### The task
The records are to be restated in their entirety, word for word.

----------------

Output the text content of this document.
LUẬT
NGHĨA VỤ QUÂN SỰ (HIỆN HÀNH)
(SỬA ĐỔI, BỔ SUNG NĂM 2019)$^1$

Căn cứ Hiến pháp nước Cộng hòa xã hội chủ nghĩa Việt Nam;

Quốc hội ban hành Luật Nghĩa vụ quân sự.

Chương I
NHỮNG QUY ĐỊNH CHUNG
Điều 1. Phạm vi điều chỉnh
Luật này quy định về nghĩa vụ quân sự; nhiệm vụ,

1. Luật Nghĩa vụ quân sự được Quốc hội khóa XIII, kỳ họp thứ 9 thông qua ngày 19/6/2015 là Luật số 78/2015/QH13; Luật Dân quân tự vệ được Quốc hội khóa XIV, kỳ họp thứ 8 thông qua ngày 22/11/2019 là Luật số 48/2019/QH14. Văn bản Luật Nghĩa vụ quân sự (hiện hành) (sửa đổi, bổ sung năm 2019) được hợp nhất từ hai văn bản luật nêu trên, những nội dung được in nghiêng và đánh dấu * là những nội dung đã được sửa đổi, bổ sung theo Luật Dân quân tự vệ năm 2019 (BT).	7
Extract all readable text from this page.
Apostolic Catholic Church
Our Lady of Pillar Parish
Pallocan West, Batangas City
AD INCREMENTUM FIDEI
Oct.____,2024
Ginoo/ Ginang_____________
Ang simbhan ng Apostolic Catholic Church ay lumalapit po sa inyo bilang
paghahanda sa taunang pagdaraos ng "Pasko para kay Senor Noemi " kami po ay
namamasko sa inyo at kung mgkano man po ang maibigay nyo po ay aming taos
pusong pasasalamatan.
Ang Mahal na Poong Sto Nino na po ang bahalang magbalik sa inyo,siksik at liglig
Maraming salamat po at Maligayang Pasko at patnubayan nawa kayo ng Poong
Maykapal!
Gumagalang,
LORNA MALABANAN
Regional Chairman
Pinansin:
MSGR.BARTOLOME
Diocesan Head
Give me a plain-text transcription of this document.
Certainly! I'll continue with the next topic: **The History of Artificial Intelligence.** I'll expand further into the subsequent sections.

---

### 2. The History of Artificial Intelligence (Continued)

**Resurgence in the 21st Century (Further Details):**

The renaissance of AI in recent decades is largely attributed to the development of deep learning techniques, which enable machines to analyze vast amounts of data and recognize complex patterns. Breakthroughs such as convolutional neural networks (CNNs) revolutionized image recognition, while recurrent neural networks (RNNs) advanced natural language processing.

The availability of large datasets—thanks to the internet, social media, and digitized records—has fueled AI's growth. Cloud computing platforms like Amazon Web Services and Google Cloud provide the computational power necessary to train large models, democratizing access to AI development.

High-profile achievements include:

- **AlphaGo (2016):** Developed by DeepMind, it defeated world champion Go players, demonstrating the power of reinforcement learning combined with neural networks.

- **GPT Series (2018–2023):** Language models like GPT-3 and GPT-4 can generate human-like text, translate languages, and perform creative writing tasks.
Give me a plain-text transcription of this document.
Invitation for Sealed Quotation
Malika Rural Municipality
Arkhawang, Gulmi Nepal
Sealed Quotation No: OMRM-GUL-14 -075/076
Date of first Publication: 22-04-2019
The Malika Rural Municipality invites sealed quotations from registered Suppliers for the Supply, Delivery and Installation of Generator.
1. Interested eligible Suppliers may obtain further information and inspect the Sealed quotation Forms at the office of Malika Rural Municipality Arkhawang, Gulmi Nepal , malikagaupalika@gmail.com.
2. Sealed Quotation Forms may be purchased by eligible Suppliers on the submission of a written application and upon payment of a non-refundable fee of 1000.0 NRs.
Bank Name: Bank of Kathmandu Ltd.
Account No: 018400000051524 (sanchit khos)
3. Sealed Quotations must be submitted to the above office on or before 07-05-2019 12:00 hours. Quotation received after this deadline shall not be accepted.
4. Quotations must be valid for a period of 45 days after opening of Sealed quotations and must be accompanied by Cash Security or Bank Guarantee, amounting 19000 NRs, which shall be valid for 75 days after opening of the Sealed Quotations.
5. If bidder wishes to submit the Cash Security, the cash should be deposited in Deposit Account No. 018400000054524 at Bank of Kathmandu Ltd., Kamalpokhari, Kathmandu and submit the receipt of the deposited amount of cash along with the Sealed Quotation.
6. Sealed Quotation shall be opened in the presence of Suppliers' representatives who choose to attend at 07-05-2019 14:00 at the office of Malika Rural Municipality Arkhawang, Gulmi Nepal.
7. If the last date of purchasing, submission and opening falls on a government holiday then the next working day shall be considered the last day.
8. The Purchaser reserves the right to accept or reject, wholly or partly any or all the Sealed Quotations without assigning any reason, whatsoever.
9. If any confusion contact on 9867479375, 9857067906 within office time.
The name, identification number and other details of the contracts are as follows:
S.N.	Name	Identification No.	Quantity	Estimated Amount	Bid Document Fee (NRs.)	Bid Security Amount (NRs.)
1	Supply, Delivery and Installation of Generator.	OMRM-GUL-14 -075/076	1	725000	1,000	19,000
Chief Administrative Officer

----------------

### Right answer
Output the text content of this document.
LUẬT
NGHĨA VỤ QUÂN SỰ (HIỆN HÀNH)
(SỬA ĐỔI, BỔ SUNG NĂM 2019)$^1$

Căn cứ Hiến pháp nước Cộng hòa xã hội chủ nghĩa Việt Nam;

Quốc hội ban hành Luật Nghĩa vụ quân sự.

Chương I
NHỮNG QUY ĐỊNH CHUNG
Điều 1. Phạm vi điều chỉnh
Luật này quy định về nghĩa vụ quân sự; nhiệm vụ,

1. Luật Nghĩa vụ quân sự được Quốc hội khóa XIII, kỳ họp thứ 9 thông qua ngày 19/6/2015 là Luật số 78/2015/QH13; Luật Dân quân tự vệ được Quốc hội khóa XIV, kỳ họp thứ 8 thông qua ngày 22/11/2019 là Luật số 48/2019/QH14. Văn bản Luật Nghĩa vụ quân sự (hiện hành) (sửa đổi, bổ sung năm 2019) được hợp nhất từ hai văn bản luật nêu trên, những nội dung được in nghiêng và đánh dấu * là những nội dung đã được sửa đổi, bổ sung theo Luật Dân quân tự vệ năm 2019 (BT).	7
Extract all readable text from this page.
Apostolic Catholic Church
Our Lady of Pillar Parish
Pallocan West, Batangas City
AD INCREMENTUM FIDEI
Oct.____,2024
Ginoo/ Ginang_____________
Ang simbhan ng Apostolic Catholic Church ay lumalapit po sa inyo bilang
paghahanda sa taunang pagdaraos ng "Pasko para kay Senor Noemi " kami po ay
namamasko sa inyo at kung mgkano man po ang maibigay nyo po ay aming taos
pusong pasasalamatan.
Ang Mahal na Poong Sto Nino na po ang bahalang magbalik sa inyo,siksik at liglig
Maraming salamat po at Maligayang Pasko at patnubayan nawa kayo ng Poong
Maykapal!
Gumagalang,
LORNA MALABANAN
Regional Chairman
Pinansin:
MSGR.BARTOLOME
Diocesan Head
Give me a plain-text transcription of this document.
Certainly! I'll continue with the next topic: **The History of Artificial Intelligence.** I'll expand further into the subsequent sections.

---

### 2. The History of Artificial Intelligence (Continued)

**Resurgence in the 21st Century (Further Details):**

The renaissance of AI in recent decades is largely attributed to the development of deep learning techniques, which enable machines to analyze vast amounts of data and recognize complex patterns. Breakthroughs such as convolutional neural networks (CNNs) revolutionized image recognition, while recurrent neural networks (RNNs) advanced natural language processing.

The availability of large datasets—thanks to the internet, social media, and digitized records—has fueled AI's growth. Cloud computing platforms like Amazon Web Services and Google Cloud provide the computational power necessary to train large models, democratizing access to AI development.

High-profile achievements include:

- **AlphaGo (2016):** Developed by DeepMind, it defeated world champion Go players, demonstrating the power of reinforcement learning combined with neural networks.

- **GPT Series (2018–2023):** Language models like GPT-3 and GPT-4 can generate human-like text, translate languages, and perform creative writing tasks.
Give me a plain-text transcription of this document.
Invitation for Sealed Quotation
Malika Rural Municipality
Arkhawang, Gulmi Nepal
Sealed Quotation No: OMRM-GUL-14 -075/076
Date of first Publication: 22-04-2019
The Malika Rural Municipality invites sealed quotations from registered Suppliers for the Supply, Delivery and Installation of Generator.
1. Interested eligible Suppliers may obtain further information and inspect the Sealed quotation Forms at the office of Malika Rural Municipality Arkhawang, Gulmi Nepal , malikagaupalika@gmail.com.
2. Sealed Quotation Forms may be purchased by eligible Suppliers on the submission of a written application and upon payment of a non-refundable fee of 1000.0 NRs.
Bank Name: Bank of Kathmandu Ltd.
Account No: 018400000051524 (sanchit khos)
3. Sealed Quotations must be submitted to the above office on or before 07-05-2019 12:00 hours. Quotation received after this deadline shall not be accepted.
4. Quotations must be valid for a period of 45 days after opening of Sealed quotations and must be accompanied by Cash Security or Bank Guarantee, amounting 19000 NRs, which shall be valid for 75 days after opening of the Sealed Quotations.
5. If bidder wishes to submit the Cash Security, the cash should be deposited in Deposit Account No. 018400000054524 at Bank of Kathmandu Ltd., Kamalpokhari, Kathmandu and submit the receipt of the deposited amount of cash along with the Sealed Quotation.
6. Sealed Quotation shall be opened in the presence of Suppliers' representatives who choose to attend at 07-05-2019 14:00 at the office of Malika Rural Municipality Arkhawang, Gulmi Nepal.
7. If the last date of purchasing, submission and opening falls on a government holiday then the next working day shall be considered the last day.
8. The Purchaser reserves the right to accept or reject, wholly or partly any or all the Sealed Quotations without assigning any reason, whatsoever.
9. If any confusion contact on 9867479375, 9857067906 within office time.
The name, identification number and other details of the contracts are as follows:
S.N.	Name	Identification No.	Quantity	Estimated Amount	Bid Document Fee (NRs.)	Bid Security Amount (NRs.)
1	Supply, Delivery and Installation of Generator.	OMRM-GUL-14 -075/076	1	725000	1,000	19,000
Chief Administrative Officer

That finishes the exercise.